What to work on: Look through the lines of the material and count those containing "object". Give that count alone.

Data entries:

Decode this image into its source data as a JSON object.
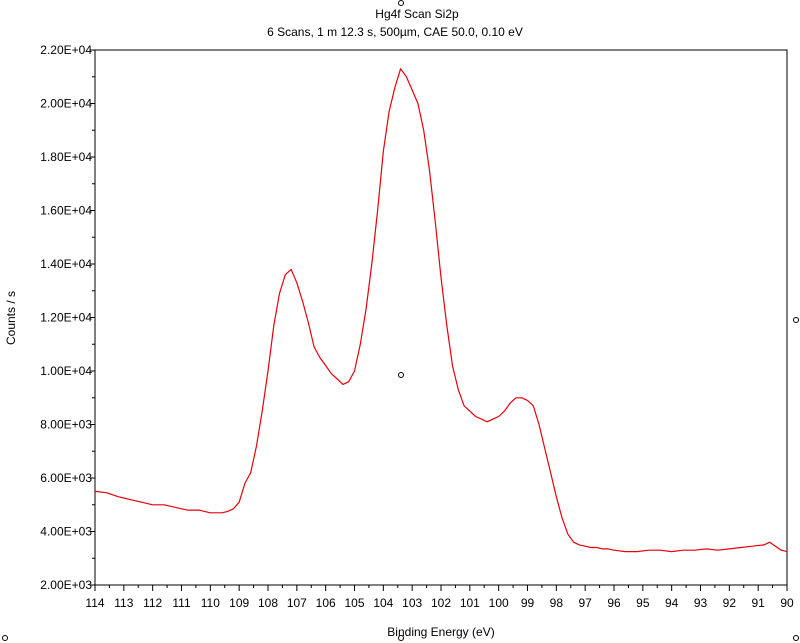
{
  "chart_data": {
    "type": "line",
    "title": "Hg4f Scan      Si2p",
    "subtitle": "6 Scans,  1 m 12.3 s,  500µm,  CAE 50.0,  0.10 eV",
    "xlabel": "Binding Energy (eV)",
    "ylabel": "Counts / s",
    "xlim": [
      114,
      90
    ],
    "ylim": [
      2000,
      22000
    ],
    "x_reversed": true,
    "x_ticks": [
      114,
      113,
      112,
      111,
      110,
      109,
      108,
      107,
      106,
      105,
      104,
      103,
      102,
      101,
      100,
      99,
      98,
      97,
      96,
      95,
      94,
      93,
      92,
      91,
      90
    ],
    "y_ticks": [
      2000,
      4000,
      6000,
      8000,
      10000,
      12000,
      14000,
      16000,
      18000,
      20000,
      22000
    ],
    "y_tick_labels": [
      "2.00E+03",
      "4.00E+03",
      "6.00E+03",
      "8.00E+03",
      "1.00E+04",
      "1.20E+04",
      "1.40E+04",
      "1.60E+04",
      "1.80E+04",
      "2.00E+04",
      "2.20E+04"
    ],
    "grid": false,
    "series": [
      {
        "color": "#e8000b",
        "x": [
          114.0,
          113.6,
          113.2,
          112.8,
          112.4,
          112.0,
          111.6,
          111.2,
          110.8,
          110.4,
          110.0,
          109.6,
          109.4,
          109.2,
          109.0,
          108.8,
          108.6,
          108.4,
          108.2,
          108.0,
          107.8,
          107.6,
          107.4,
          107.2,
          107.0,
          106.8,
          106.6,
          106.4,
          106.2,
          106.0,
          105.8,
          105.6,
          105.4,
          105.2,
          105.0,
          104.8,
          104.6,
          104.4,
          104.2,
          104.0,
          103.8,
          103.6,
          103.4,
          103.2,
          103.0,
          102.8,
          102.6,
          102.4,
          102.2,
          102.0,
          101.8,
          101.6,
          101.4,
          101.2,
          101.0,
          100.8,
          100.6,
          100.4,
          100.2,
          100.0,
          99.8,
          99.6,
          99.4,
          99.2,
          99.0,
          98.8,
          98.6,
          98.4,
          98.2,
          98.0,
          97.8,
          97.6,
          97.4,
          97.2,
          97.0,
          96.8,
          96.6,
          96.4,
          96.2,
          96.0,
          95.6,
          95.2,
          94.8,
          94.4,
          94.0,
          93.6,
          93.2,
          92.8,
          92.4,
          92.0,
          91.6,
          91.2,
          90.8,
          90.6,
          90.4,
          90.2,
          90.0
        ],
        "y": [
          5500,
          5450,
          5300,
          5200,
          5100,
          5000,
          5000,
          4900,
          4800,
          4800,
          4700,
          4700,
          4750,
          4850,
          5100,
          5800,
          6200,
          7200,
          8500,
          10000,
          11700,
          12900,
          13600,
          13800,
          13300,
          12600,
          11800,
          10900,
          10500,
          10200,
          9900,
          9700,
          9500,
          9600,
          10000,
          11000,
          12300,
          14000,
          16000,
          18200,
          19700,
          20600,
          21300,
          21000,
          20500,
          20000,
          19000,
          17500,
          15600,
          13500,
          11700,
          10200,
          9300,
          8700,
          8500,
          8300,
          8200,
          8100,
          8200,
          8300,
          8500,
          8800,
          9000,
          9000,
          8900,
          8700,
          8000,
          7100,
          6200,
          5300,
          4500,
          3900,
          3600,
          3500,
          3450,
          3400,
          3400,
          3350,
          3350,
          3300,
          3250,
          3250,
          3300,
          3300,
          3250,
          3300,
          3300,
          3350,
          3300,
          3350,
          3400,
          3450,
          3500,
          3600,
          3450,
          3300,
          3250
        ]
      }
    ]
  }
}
---
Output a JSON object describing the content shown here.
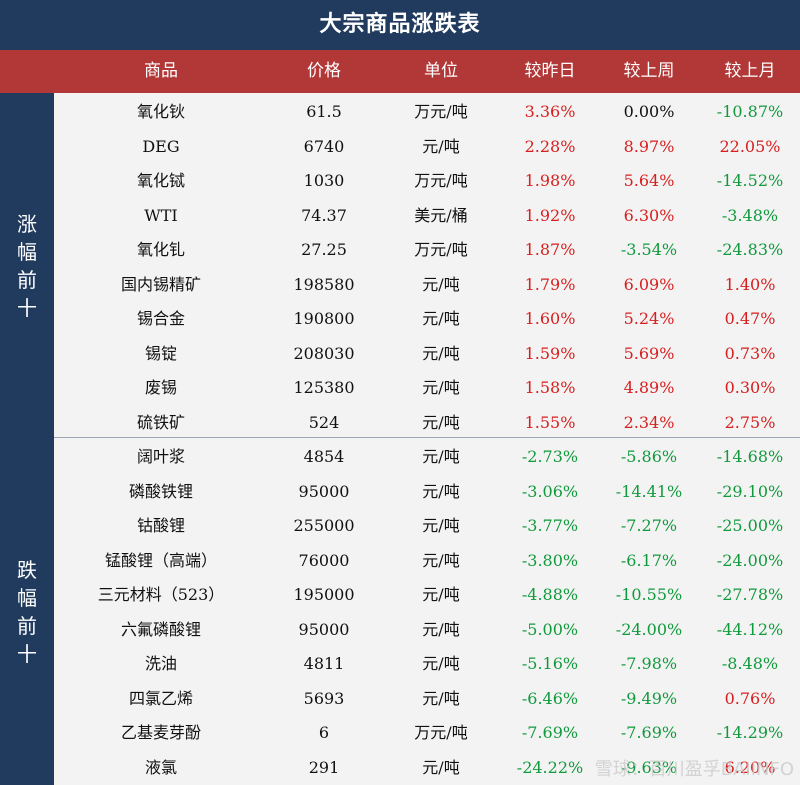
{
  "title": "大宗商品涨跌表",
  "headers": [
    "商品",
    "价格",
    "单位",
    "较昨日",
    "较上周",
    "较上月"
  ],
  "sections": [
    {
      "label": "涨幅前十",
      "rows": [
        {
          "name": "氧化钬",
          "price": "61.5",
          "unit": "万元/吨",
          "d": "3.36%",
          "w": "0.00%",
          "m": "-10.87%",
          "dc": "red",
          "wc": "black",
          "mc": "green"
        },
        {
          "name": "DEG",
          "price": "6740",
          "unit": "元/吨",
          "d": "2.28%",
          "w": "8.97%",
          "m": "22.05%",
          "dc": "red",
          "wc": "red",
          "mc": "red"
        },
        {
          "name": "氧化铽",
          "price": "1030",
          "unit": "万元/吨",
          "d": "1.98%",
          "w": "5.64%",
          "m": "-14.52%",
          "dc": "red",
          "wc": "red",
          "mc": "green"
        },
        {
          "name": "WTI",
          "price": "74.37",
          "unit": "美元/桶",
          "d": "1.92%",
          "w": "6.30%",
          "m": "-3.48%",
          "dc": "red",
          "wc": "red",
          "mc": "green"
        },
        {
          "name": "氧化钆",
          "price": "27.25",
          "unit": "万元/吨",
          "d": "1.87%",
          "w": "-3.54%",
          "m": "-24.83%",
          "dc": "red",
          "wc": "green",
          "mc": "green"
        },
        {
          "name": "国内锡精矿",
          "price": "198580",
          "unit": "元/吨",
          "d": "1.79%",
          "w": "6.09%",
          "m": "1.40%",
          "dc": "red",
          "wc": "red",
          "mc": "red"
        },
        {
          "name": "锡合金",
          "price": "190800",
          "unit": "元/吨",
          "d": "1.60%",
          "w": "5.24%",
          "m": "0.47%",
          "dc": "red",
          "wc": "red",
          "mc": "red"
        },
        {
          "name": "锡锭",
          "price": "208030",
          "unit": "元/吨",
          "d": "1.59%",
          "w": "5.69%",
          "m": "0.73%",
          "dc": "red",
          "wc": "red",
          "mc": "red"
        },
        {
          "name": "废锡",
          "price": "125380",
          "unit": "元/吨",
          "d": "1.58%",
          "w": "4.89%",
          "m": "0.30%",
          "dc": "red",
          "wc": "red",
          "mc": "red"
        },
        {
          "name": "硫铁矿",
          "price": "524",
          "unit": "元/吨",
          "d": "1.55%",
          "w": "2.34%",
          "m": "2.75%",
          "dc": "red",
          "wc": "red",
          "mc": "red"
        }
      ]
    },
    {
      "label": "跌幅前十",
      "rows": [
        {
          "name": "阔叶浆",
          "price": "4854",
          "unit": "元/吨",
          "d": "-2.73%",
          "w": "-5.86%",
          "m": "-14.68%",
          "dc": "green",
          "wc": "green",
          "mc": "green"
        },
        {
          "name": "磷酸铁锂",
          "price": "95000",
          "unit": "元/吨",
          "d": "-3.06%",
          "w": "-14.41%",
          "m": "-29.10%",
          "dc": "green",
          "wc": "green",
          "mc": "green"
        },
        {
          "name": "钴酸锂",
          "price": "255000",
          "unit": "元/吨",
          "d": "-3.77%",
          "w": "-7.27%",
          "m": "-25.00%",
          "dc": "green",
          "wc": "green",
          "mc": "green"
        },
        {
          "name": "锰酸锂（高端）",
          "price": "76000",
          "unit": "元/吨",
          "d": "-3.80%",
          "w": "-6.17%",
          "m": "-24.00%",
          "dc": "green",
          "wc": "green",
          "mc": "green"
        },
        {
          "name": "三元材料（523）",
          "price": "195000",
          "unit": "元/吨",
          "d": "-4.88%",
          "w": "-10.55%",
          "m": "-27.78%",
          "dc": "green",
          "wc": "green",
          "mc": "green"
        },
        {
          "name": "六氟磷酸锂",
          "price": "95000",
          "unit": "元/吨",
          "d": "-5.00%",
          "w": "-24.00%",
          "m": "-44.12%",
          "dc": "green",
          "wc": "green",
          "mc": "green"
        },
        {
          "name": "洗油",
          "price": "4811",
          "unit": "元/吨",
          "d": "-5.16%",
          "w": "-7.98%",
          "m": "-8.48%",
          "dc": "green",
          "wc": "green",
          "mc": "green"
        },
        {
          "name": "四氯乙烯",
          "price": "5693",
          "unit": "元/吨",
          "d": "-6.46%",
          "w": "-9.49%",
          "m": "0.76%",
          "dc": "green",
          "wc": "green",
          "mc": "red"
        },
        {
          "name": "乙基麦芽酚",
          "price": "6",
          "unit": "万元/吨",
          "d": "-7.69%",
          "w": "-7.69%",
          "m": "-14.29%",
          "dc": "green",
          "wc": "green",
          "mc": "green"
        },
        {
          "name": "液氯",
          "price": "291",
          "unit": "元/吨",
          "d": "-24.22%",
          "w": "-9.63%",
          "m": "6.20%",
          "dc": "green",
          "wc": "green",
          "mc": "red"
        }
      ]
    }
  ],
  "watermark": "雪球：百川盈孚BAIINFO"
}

Result of the exercise: 2